┌──

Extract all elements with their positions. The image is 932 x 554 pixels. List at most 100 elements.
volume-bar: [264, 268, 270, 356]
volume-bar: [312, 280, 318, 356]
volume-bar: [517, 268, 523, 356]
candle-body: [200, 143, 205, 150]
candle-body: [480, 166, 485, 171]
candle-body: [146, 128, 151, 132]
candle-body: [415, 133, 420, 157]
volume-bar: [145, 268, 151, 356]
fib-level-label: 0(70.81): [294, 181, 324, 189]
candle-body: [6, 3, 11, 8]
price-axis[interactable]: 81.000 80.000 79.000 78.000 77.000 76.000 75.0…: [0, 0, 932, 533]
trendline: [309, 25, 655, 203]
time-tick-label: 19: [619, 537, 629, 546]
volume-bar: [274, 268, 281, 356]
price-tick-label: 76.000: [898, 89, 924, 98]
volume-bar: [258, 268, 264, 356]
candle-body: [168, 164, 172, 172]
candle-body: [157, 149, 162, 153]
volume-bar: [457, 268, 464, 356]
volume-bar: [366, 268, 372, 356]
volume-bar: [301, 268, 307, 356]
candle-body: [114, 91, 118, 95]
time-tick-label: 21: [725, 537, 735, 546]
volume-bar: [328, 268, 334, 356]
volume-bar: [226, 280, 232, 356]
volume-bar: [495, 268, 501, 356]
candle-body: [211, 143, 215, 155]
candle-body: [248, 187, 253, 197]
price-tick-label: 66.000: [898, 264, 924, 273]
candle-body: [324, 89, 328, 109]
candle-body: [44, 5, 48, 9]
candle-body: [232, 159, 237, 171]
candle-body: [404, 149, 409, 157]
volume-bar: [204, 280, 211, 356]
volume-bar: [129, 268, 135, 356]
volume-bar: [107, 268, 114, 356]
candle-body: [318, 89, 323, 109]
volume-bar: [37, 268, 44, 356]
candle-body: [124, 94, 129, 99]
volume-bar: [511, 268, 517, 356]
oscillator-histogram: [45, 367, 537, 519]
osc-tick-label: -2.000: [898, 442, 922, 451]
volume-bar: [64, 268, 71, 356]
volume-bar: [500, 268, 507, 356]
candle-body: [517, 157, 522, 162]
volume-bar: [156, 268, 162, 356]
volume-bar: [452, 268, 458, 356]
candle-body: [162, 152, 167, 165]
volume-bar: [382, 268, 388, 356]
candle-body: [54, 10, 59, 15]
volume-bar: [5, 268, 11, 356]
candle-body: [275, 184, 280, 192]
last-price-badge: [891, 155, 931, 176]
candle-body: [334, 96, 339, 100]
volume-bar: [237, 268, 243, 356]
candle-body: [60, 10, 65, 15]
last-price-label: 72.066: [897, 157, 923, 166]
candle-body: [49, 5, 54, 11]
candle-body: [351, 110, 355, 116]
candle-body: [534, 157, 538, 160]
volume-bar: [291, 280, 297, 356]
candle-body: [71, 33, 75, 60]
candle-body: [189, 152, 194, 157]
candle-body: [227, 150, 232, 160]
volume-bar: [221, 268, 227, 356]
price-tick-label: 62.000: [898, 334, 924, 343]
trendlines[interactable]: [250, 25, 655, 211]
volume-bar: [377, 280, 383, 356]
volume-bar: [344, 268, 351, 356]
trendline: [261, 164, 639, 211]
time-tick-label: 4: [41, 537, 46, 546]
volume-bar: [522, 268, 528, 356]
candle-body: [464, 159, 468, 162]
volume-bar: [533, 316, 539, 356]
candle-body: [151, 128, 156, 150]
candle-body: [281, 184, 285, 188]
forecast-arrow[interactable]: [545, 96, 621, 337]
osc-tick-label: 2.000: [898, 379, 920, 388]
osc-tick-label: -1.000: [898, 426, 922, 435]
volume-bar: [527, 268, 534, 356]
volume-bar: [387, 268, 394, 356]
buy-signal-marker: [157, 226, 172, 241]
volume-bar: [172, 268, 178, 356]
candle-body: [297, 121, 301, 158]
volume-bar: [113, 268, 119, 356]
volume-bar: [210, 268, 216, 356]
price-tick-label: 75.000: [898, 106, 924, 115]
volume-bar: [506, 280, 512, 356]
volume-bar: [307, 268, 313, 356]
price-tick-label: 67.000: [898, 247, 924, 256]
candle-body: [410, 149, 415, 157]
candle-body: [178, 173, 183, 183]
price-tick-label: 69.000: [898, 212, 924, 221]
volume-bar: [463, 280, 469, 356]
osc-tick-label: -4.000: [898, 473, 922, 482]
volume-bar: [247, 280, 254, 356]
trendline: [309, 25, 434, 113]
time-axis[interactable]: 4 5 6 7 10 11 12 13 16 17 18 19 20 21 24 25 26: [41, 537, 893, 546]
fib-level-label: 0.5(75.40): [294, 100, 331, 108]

└──

■ **Set task**
Reproduce the lines above with "candlestick" substituted for every instance of "candle-body", keeping everything else the same.

■ **Correct answer**
Extract all elements with their positions. The image is 932 x 554 pixels. List at most 100 elements.
volume-bar: [264, 268, 270, 356]
volume-bar: [312, 280, 318, 356]
volume-bar: [517, 268, 523, 356]
candlestick: [200, 143, 205, 150]
candlestick: [480, 166, 485, 171]
candlestick: [146, 128, 151, 132]
candlestick: [415, 133, 420, 157]
volume-bar: [145, 268, 151, 356]
fib-level-label: 0(70.81): [294, 181, 324, 189]
candlestick: [6, 3, 11, 8]
price-axis[interactable]: 81.000 80.000 79.000 78.000 77.000 76.000 75.0…: [0, 0, 932, 533]
trendline: [309, 25, 655, 203]
time-tick-label: 19: [619, 537, 629, 546]
volume-bar: [274, 268, 281, 356]
price-tick-label: 76.000: [898, 89, 924, 98]
volume-bar: [258, 268, 264, 356]
candlestick: [168, 164, 172, 172]
candlestick: [157, 149, 162, 153]
volume-bar: [457, 268, 464, 356]
volume-bar: [366, 268, 372, 356]
volume-bar: [301, 268, 307, 356]
candlestick: [114, 91, 118, 95]
time-tick-label: 21: [725, 537, 735, 546]
volume-bar: [328, 268, 334, 356]
volume-bar: [226, 280, 232, 356]
volume-bar: [495, 268, 501, 356]
candlestick: [211, 143, 215, 155]
candlestick: [248, 187, 253, 197]
price-tick-label: 66.000: [898, 264, 924, 273]
candlestick: [324, 89, 328, 109]
candlestick: [44, 5, 48, 9]
candlestick: [232, 159, 237, 171]
candlestick: [404, 149, 409, 157]
volume-bar: [204, 280, 211, 356]
volume-bar: [129, 268, 135, 356]
volume-bar: [107, 268, 114, 356]
candlestick: [318, 89, 323, 109]
volume-bar: [37, 268, 44, 356]
candlestick: [124, 94, 129, 99]
volume-bar: [511, 268, 517, 356]
oscillator-histogram: [45, 367, 537, 519]
osc-tick-label: -2.000: [898, 442, 922, 451]
volume-bar: [64, 268, 71, 356]
volume-bar: [500, 268, 507, 356]
candlestick: [517, 157, 522, 162]
volume-bar: [156, 268, 162, 356]
volume-bar: [452, 268, 458, 356]
candlestick: [162, 152, 167, 165]
volume-bar: [382, 268, 388, 356]
candlestick: [54, 10, 59, 15]
volume-bar: [5, 268, 11, 356]
candlestick: [275, 184, 280, 192]
last-price-badge: [891, 155, 931, 176]
candlestick: [334, 96, 339, 100]
volume-bar: [237, 268, 243, 356]
candlestick: [60, 10, 65, 15]
last-price-label: 72.066: [897, 157, 923, 166]
candlestick: [49, 5, 54, 11]
candlestick: [351, 110, 355, 116]
candlestick: [534, 157, 538, 160]
volume-bar: [291, 280, 297, 356]
candlestick: [71, 33, 75, 60]
candlestick: [189, 152, 194, 157]
candlestick: [227, 150, 232, 160]
volume-bar: [221, 268, 227, 356]
price-tick-label: 62.000: [898, 334, 924, 343]
trendlines[interactable]: [250, 25, 655, 211]
volume-bar: [377, 280, 383, 356]
volume-bar: [344, 268, 351, 356]
trendline: [261, 164, 639, 211]
time-tick-label: 4: [41, 537, 46, 546]
volume-bar: [522, 268, 528, 356]
candlestick: [464, 159, 468, 162]
volume-bar: [533, 316, 539, 356]
candlestick: [151, 128, 156, 150]
candlestick: [281, 184, 285, 188]
forecast-arrow[interactable]: [545, 96, 621, 337]
osc-tick-label: 2.000: [898, 379, 920, 388]
osc-tick-label: -1.000: [898, 426, 922, 435]
volume-bar: [527, 268, 534, 356]
volume-bar: [387, 268, 394, 356]
buy-signal-marker: [157, 226, 172, 241]
volume-bar: [172, 268, 178, 356]
candlestick: [297, 121, 301, 158]
volume-bar: [113, 268, 119, 356]
volume-bar: [210, 268, 216, 356]
price-tick-label: 75.000: [898, 106, 924, 115]
volume-bar: [506, 280, 512, 356]
volume-bar: [307, 268, 313, 356]
price-tick-label: 67.000: [898, 247, 924, 256]
candlestick: [410, 149, 415, 157]
candlestick: [178, 173, 183, 183]
price-tick-label: 69.000: [898, 212, 924, 221]
volume-bar: [463, 280, 469, 356]
osc-tick-label: -4.000: [898, 473, 922, 482]
volume-bar: [247, 280, 254, 356]
trendline: [309, 25, 434, 113]
time-axis[interactable]: 4 5 6 7 10 11 12 13 16 17 18 19 20 21 24 25 26: [41, 537, 893, 546]
fib-level-label: 0.5(75.40): [294, 100, 331, 108]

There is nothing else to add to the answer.